• _Written request_: Give back the full listing, character for character, with no pictures.

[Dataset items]
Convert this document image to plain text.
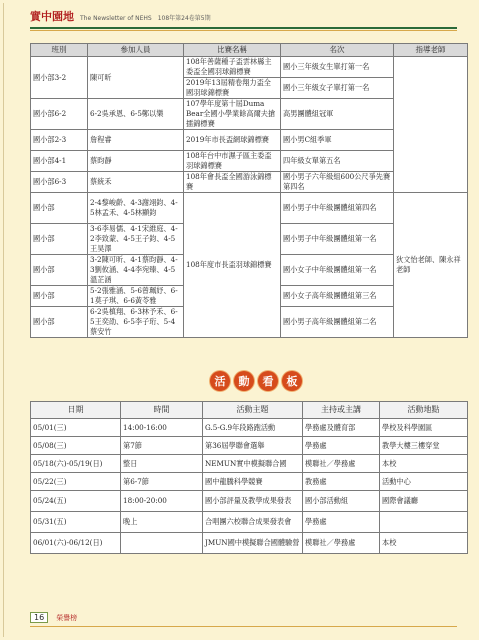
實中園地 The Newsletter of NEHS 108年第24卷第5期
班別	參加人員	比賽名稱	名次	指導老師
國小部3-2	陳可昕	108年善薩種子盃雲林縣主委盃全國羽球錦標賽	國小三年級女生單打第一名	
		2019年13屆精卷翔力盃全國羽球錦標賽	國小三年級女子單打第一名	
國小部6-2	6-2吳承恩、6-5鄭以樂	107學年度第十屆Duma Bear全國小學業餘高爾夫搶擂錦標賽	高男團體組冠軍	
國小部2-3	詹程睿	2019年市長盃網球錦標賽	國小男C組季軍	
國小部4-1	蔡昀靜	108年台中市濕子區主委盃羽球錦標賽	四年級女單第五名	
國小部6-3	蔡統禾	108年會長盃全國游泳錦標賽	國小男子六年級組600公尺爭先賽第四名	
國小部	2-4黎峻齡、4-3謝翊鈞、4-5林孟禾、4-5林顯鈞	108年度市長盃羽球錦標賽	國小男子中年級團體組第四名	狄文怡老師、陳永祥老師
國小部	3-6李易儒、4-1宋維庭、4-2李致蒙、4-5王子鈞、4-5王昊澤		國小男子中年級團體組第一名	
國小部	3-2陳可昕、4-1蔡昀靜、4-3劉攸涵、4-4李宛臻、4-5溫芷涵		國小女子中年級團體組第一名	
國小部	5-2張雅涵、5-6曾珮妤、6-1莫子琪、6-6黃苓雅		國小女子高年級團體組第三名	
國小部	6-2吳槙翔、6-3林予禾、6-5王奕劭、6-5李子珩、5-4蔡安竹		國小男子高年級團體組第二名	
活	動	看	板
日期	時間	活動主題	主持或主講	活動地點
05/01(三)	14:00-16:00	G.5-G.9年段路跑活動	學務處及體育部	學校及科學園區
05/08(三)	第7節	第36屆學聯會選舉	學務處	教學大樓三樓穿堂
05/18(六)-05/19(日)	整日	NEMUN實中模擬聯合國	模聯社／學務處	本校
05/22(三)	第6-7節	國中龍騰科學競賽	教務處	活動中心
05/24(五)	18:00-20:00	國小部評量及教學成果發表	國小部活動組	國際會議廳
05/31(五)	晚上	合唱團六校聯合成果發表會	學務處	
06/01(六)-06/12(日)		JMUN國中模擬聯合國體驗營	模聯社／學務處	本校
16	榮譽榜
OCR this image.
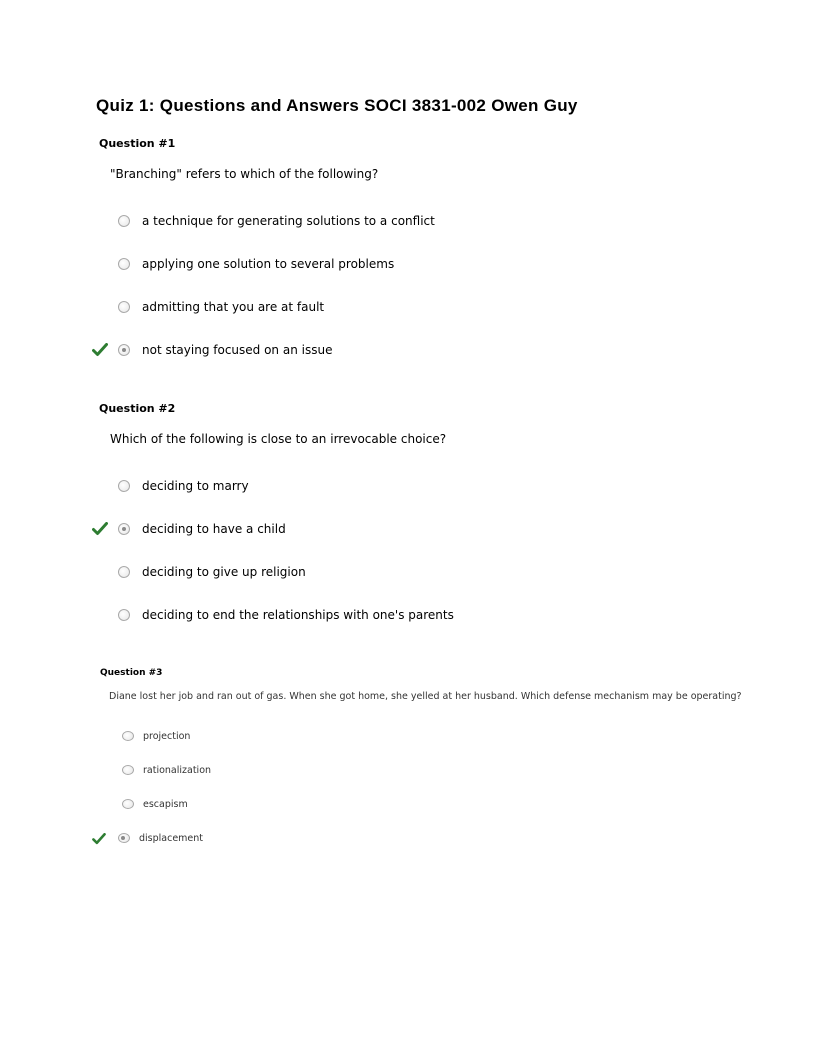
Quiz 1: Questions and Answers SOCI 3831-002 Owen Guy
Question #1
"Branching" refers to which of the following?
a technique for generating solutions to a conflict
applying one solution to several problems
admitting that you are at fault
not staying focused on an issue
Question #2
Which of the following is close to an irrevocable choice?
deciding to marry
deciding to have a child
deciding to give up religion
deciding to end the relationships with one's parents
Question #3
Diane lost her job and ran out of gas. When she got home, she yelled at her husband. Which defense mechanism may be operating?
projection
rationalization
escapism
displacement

• _Output for this task_:
Convert this document image to plain text.
實中園地 The Newsletter of NEHS 108年第24卷第5期
班別	參加人員	比賽名稱	名次	指導老師
國小部3-2	陳可昕	108年善薩種子盃雲林縣主委盃全國羽球錦標賽	國小三年級女生單打第一名	
		2019年13屆精卷翔力盃全國羽球錦標賽	國小三年級女子單打第一名	
國小部6-2	6-2吳承恩、6-5鄭以樂	107學年度第十屆Duma Bear全國小學業餘高爾夫搶擂錦標賽	高男團體組冠軍	
國小部2-3	詹程睿	2019年市長盃網球錦標賽	國小男C組季軍	
國小部4-1	蔡昀靜	108年台中市濕子區主委盃羽球錦標賽	四年級女單第五名	
國小部6-3	蔡統禾	108年會長盃全國游泳錦標賽	國小男子六年級組600公尺爭先賽第四名	
國小部	2-4黎峻齡、4-3謝翊鈞、4-5林孟禾、4-5林顯鈞	108年度市長盃羽球錦標賽	國小男子中年級團體組第四名	狄文怡老師、陳永祥老師
國小部	3-6李易儒、4-1宋維庭、4-2李致蒙、4-5王子鈞、4-5王昊澤		國小男子中年級團體組第一名	
國小部	3-2陳可昕、4-1蔡昀靜、4-3劉攸涵、4-4李宛臻、4-5溫芷涵		國小女子中年級團體組第一名	
國小部	5-2張雅涵、5-6曾珮妤、6-1莫子琪、6-6黃苓雅		國小女子高年級團體組第三名	
國小部	6-2吳槙翔、6-3林予禾、6-5王奕劭、6-5李子珩、5-4蔡安竹		國小男子高年級團體組第二名	
活	動	看	板
日期	時間	活動主題	主持或主講	活動地點
05/01(三)	14:00-16:00	G.5-G.9年段路跑活動	學務處及體育部	學校及科學園區
05/08(三)	第7節	第36屆學聯會選舉	學務處	教學大樓三樓穿堂
05/18(六)-05/19(日)	整日	NEMUN實中模擬聯合國	模聯社／學務處	本校
05/22(三)	第6-7節	國中龍騰科學競賽	教務處	活動中心
05/24(五)	18:00-20:00	國小部評量及教學成果發表	國小部活動組	國際會議廳
05/31(五)	晚上	合唱團六校聯合成果發表會	學務處	
06/01(六)-06/12(日)		JMUN國中模擬聯合國體驗營	模聯社／學務處	本校
16	榮譽榜
OCR this image.
Quiz 1: Questions and Answers SOCI 3831-002 Owen Guy
Question #1
"Branching" refers to which of the following?
a technique for generating solutions to a conflict
applying one solution to several problems
admitting that you are at fault
not staying focused on an issue
Question #2
Which of the following is close to an irrevocable choice?
deciding to marry
deciding to have a child
deciding to give up religion
deciding to end the relationships with one's parents
Question #3
Diane lost her job and ran out of gas. When she got home, she yelled at her husband. Which defense mechanism may be operating?
projection
rationalization
escapism
displacement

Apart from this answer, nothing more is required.